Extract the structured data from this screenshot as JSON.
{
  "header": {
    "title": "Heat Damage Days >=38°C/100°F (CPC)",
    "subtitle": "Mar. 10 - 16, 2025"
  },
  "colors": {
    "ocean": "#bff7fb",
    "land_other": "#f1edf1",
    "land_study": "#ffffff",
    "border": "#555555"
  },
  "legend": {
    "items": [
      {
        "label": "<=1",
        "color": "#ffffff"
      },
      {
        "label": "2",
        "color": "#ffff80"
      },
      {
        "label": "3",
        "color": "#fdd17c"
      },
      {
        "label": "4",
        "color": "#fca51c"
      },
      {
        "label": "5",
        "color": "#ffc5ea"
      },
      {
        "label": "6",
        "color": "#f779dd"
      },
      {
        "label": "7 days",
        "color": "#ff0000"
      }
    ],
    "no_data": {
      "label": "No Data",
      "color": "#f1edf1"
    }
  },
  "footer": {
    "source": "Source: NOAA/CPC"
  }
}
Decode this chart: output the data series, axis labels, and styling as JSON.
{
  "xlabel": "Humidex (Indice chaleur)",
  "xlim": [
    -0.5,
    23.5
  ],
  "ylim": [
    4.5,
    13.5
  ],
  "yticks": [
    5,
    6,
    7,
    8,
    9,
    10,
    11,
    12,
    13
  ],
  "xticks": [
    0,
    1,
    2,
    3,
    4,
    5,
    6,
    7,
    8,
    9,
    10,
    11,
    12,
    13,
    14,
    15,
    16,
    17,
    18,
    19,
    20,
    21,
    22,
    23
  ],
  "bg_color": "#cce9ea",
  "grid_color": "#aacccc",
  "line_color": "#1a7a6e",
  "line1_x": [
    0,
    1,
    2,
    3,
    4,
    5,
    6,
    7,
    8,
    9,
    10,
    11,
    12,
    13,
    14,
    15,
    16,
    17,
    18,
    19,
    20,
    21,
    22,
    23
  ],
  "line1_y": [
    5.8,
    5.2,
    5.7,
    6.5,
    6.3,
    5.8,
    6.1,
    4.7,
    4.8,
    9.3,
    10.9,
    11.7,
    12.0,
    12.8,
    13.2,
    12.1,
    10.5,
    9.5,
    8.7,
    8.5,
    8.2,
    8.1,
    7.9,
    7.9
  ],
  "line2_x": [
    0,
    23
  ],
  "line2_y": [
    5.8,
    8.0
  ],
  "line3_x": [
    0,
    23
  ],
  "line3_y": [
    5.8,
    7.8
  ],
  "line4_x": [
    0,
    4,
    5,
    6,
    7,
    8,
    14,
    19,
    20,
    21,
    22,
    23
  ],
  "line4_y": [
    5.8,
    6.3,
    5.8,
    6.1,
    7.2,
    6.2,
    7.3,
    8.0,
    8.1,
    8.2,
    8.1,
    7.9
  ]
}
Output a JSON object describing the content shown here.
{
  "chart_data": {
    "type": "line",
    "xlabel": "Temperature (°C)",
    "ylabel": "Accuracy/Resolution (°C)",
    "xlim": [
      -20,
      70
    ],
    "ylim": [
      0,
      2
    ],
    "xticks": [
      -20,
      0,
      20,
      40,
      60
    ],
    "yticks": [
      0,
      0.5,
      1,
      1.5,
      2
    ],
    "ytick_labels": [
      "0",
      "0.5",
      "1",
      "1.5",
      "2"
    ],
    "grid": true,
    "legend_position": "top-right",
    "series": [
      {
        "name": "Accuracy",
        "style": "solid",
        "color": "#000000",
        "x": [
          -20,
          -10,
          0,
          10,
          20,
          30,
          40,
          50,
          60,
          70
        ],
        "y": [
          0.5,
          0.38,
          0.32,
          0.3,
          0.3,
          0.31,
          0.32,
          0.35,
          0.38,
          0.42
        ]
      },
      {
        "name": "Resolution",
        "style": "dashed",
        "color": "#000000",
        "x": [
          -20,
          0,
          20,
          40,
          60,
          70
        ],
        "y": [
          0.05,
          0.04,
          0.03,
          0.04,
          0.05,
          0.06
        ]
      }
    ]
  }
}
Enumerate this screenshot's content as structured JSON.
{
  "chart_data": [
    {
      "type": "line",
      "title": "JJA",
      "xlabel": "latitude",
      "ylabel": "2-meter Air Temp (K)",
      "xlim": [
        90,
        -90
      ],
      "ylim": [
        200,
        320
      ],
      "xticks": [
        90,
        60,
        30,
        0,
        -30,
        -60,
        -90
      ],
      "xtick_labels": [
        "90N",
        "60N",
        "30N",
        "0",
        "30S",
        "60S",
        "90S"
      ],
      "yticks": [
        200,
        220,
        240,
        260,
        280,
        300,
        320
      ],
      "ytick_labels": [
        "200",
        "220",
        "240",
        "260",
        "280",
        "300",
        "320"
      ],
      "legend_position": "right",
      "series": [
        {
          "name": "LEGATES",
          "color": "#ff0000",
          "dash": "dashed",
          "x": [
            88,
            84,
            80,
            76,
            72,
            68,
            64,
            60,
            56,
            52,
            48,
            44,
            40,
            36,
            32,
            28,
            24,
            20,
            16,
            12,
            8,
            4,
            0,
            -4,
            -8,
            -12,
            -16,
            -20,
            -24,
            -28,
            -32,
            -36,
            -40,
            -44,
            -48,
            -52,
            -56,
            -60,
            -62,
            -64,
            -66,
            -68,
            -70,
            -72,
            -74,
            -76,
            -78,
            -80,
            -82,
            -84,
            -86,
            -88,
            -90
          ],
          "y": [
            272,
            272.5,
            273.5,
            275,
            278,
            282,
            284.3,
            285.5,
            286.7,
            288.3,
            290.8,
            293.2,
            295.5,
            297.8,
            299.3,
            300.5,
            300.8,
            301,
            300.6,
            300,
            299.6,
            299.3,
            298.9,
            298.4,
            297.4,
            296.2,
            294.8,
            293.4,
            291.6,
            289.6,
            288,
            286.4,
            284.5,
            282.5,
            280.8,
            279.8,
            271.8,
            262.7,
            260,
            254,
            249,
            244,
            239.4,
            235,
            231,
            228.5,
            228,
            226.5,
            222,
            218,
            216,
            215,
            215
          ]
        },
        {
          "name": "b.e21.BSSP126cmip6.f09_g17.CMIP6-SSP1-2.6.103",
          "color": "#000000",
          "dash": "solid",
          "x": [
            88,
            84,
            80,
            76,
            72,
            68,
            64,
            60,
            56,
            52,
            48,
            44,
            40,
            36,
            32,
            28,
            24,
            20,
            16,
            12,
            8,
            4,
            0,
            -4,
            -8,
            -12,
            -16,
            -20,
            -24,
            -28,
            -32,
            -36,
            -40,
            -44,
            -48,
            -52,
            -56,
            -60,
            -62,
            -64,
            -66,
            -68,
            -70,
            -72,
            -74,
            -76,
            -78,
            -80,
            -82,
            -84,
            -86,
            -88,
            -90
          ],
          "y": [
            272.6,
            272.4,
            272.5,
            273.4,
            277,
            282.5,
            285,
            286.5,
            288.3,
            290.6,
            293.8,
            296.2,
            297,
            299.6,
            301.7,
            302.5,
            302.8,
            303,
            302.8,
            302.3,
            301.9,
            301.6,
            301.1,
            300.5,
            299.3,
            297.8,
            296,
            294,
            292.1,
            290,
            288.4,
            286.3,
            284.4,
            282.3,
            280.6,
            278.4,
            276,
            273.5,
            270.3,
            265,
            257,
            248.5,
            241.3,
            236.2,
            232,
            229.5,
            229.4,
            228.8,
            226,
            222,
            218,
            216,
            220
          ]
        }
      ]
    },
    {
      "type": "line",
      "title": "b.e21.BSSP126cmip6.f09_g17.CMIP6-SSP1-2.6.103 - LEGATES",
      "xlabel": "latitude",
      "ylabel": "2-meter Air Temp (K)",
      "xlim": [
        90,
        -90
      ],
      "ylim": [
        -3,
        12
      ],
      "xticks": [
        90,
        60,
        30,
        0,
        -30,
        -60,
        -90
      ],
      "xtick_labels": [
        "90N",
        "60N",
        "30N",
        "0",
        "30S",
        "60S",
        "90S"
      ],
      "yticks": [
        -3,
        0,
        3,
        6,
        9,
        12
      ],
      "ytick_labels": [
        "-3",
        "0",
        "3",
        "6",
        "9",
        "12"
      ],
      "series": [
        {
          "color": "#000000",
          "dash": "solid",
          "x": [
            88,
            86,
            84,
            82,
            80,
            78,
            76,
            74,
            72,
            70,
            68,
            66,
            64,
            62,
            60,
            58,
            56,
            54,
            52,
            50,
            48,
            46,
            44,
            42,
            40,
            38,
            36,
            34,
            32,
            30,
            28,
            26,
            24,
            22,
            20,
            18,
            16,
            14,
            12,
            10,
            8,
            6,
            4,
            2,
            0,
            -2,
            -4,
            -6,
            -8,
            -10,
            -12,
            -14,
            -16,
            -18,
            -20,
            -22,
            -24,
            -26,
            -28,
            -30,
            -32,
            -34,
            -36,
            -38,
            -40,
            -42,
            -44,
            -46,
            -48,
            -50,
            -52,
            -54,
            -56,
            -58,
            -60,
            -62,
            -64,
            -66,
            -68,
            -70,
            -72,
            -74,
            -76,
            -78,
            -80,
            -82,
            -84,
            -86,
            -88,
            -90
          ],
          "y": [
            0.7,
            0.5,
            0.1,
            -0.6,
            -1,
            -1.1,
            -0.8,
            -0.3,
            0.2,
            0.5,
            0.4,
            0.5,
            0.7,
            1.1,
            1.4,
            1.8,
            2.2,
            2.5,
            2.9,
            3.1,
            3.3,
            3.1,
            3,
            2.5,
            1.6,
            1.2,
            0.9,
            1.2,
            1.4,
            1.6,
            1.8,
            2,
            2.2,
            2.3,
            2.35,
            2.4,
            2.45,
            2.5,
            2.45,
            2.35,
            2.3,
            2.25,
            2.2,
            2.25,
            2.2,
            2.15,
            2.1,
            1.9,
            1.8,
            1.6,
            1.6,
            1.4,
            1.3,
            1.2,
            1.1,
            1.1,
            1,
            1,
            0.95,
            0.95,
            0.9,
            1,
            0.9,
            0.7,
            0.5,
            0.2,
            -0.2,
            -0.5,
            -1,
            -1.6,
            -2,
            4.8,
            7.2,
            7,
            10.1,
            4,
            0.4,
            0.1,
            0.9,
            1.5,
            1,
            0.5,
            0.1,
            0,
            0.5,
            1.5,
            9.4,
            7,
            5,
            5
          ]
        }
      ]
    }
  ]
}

**YOUR GOAL:** Pull out every line of the records that includes the string "name".

**EXERCISE RESULT:**
        "name": "Accuracy",
        "name": "Resolution",
          "name": "LEGATES",
          "name": "b.e21.BSSP126cmip6.f09_g17.CMIP6-SSP1-2.6.103",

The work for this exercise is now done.